### CONSIGNES ÉCRITES
a - Répondez aux questions suivantes d'après le texte sur le conflit syrien :
(i) Quel pays fournit des armes à Bachar el-Assad ?
(ii) Qui dirige le Conseil militaire révolutionnaire à Alep ?
(iii) À quel organisme Peter Harling est-il rattaché ?
b - Reproduisez fidèlement le passage du texte sur le conflit syrien qui s'ouvre sur les mots contenant « Ils n’ont cependant » et se ferme sur « de moyens anti-aériens. ».
c - Poursuivez le texte sur le conflit syrien à partir de l'endroit où il s'arrête.

### TEXTE À LIRE
★ ★ ★ ★
Ils n’ont cependant pas réussi à empêcher certaines livraisons d’armes par leurs alliés récemment, en provenance notamment d’ex-Yougoslavie. Alors que Barack Obama s’est opposé à la livraison d’armes aux rebelles syriens, la position plus souple de l’axe franco-britannique a vraisemblablement permis aux Saoudiens et aux Qataris de financer ces cargaisons. Ces dernières restent toutefois très insuffisantes pour inverser le rapport de force, toujours très favorable à Bachar el-Assad, approvisionné en armes par la Russie. Les rebelles manquent notamment de moyens anti-aériens.

Quelle est la position de l’Arabie saoudite?

L’aide militaire saoudienne est surtout livrée, selon Thomas Pierret, à des groupes d’anciens militaires déserteurs, comme le Conseil militaire révolutionnaire, dirigé par le colonel Abdel Jabbar al-Oqaidi, à Alep. Contrairement à une idée répandue, « c’est moins aux groupes djihadistes tel Jabhat al-Nusra qu’à ces groupes de militaires qui ont fait défection au cours ces deux dernières années que l’Arabie saoudite apporte son aide. Ce sont eux que les Saoudiens rêvent de voir prendre le pouvoir », estime Thomas Pierret.

Le dialogue inter-Syrien est-il possible?

Les offres de dialogue semblent vouées à l’échec pour la plupart des observateurs. « Le régime a offert de dialoguer tout en définissant un cadre de négociation qui réduit tout accord de l’opposition à une capitulation, explique Peter Harling, de l’International Crisis Group. Les adversaires du régime en concluent qu’ils doivent faire davantage pour changer le rapport de force sur le terrain pour parvenir à un processus politique plus crédible. Ce qui a changé, c’est beaucoup et peu à la fois: l’objectif est d’enclencher des négociations sérieuses menant à la chute du régime, au lieu de simplement attendre que celui-ci ne tombe comme un fruit mur », complète le chercheur.

Comment expliquer l’offre de Moaz el Khatib, chef de l’opposition?
★ ★ ★ ★
### DONNÉES AFFICHÉES
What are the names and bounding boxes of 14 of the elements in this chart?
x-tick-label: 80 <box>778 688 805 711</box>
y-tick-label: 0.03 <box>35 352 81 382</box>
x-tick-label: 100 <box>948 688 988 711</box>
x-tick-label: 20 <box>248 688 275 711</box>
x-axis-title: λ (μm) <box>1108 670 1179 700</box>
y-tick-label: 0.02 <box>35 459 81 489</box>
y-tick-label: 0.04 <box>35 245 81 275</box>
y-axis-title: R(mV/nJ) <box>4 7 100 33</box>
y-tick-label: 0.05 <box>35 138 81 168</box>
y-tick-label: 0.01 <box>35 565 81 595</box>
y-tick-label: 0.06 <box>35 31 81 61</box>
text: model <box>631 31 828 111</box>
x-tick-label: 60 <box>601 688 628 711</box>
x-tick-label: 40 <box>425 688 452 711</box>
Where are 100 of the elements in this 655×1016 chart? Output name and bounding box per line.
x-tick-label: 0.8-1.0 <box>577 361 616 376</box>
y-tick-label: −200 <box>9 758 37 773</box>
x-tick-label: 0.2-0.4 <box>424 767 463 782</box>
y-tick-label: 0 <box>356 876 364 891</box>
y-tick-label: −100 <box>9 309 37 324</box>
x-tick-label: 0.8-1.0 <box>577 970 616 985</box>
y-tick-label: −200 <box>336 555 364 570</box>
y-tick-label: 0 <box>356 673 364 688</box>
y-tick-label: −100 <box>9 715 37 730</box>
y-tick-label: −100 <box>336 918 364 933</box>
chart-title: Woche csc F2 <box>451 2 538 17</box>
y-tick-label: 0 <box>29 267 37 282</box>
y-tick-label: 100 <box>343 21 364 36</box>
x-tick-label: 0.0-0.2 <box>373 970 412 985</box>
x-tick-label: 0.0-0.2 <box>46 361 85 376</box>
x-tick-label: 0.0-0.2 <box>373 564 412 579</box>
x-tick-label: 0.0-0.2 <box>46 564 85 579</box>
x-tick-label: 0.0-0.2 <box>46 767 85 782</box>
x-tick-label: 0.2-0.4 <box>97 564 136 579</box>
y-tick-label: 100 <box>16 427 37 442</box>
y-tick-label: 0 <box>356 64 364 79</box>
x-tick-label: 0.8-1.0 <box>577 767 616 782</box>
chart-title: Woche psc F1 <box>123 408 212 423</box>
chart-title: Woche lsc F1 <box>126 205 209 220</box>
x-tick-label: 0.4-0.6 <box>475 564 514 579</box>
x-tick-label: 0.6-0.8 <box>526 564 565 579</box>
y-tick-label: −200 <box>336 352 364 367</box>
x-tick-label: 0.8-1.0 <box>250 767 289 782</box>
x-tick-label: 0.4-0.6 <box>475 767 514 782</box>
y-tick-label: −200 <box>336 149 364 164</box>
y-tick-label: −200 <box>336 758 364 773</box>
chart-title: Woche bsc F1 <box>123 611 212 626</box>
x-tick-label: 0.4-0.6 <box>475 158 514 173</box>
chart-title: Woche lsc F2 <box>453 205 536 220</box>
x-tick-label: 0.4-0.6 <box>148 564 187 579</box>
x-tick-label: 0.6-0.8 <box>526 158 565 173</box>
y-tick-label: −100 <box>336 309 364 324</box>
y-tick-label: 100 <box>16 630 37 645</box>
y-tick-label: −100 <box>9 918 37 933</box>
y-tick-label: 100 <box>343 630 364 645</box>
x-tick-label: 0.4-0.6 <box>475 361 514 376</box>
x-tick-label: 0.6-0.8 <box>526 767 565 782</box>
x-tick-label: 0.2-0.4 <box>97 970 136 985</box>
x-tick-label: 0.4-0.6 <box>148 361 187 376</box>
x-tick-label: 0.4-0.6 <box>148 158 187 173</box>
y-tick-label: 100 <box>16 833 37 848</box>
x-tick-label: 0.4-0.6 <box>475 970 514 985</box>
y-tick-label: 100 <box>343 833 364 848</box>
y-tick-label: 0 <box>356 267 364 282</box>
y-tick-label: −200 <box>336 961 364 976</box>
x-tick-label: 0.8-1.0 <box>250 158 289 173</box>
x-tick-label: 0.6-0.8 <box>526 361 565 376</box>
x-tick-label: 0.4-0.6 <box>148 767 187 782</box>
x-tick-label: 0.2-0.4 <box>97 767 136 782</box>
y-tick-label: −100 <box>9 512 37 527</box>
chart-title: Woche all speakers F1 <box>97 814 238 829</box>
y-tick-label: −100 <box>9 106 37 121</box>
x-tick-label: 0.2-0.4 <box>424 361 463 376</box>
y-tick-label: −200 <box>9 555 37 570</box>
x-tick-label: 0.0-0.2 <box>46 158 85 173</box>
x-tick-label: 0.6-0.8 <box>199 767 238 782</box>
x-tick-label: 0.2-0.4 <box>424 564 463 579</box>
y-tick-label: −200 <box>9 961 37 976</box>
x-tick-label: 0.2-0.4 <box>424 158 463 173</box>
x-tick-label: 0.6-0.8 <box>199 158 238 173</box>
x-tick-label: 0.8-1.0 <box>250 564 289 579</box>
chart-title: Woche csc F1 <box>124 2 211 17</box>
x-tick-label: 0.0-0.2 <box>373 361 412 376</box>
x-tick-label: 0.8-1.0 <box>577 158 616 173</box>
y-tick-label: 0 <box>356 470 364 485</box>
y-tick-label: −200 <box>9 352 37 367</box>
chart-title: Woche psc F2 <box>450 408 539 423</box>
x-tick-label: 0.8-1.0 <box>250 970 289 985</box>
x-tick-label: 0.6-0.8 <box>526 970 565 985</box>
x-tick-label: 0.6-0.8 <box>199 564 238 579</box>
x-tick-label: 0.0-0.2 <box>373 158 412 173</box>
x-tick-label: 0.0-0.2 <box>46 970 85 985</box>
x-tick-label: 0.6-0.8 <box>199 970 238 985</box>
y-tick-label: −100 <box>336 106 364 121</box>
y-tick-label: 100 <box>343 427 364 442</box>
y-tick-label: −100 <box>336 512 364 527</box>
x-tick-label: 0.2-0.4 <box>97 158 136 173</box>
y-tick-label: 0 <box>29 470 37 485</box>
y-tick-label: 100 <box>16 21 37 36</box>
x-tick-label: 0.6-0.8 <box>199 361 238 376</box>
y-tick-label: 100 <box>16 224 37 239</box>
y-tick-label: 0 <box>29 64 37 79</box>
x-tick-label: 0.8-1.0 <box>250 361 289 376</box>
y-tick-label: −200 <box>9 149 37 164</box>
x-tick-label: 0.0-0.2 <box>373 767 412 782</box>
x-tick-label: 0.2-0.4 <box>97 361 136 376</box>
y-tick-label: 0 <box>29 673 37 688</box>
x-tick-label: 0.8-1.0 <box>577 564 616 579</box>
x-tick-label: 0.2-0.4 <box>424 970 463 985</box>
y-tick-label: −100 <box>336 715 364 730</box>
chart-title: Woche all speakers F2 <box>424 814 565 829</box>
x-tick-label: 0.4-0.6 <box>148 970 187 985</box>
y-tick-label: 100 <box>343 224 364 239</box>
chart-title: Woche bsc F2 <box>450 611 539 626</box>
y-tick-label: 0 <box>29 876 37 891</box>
★ ★ ★ ★
### RÉPONSES AUX CONSIGNES
a -
(i) La Russie.
(ii) Le colonel Abdel Jabbar al-Oqaidi.
(iii) L'International Crisis Group.

b -
Ils n’ont cependant pas réussi à empêcher certaines livraisons d’armes par leurs alliés récemment, en provenance notamment d’ex-Yougoslavie. Alors que Barack Obama s’est opposé à la livraison d’armes aux rebelles syriens, la position plus souple de l’axe franco-britannique a vraisemblablement permis aux Saoudiens et aux Qataris de financer ces cargaisons. Ces dernières restent toutefois très insuffisantes pour inverser le rapport de force, toujours très favorable à Bachar el-Assad, approvisionné en armes par la Russie. Les rebelles manquent notamment de moyens anti-aériens.

c -
Le chef de la Coalition nationale syrienne sait que le régime ne négociera pas son suicide. Mais « il n’était pas en mesure de résister aux pressions diplomatiques des grandes puissances », juge Thomas Pierret. Il l’a fait aussi pour des raisons intérieures. Il s’agit de savoir qui, dans l’opposition, remporte le soutien de la rue: « faucons » du Conseil National Syrien ou les « colombes » comme Moaz al-Khatib. En l’occurrence, « la proposition de ce dernier a été bien reçue par une grande partie de la population, qui est si désespérée de la situation sur le terrain, qu’elle est prête à s’accrocher à l’illusion d’une négociation, même si celle-ci n’est pas réaliste », explique Thomas Pierret.

Pour lui, le dialogue n’a aucune chance d’aboutir et n’est même pas le signe, comme certains aimeraient le croire, que le régime est aux abois. Par le passé, et avant cette crise, rappelle-t-il, le régime a plusieurs fois lancé des propositions de dialogue avec l’opposition alors interdite, n’aboutissant à chaque fois qu’à diviser les opposants entre ceux qui acceptent de négocier et les autres, tout en faisant l’économie d’offrir une quelconque avancée en matière de droits.

Peut-on espérer une évolution de la Russie?

« Les Russes n’ont jamais envisagé sérieusement la négociation. Ils ont d’abord cru que le régime de Bachar el-Assad règlerait le problème comme eux l’ont fait en Tchétchénie: en écrasant la rébellion sous les bombes », explique Thomas Pierret. Le résultat est en deçà de leurs espérances, même s’ils s’emploient avec détermination à bombarder le pays. La situation a tellement dégénéré que le régime ne pourra pas reprendre le dessus. « Il est désormais trop tard pour un ravalement du régime qui permettrait à Moscou de sauvegarder ses intérêts en Syrie. Quelles que soient les forces qui prendront le pouvoir dans l’après-Bachar, elles seront anti-russes, estime le chercheur. Moscou a donc tout intérêt à la poursuite du conflit. Cela lui permet de voir John Kerry ou François Hollande venir mendier un soutien ou une plus grande neutralité.

« Malgré les hésitations occidentales, les Russes n’ont donné aucun signe tangible de vouloir exercer des pressions sur Damas, précise Peter Harling. Ils veulent à tout prix que les parties se rencontrent, de préférence sous leurs auspices, de façon à jouer un rôle de médiateur entre un régime dont ils ne veulent pas la chute et une opposition qui, selon eux, doit tout simplement se rendre à la raison. Si les Occidentaux s’engagent davantage, les Russes seront simplement plus à l’aise pour les accuser de tous les maux. »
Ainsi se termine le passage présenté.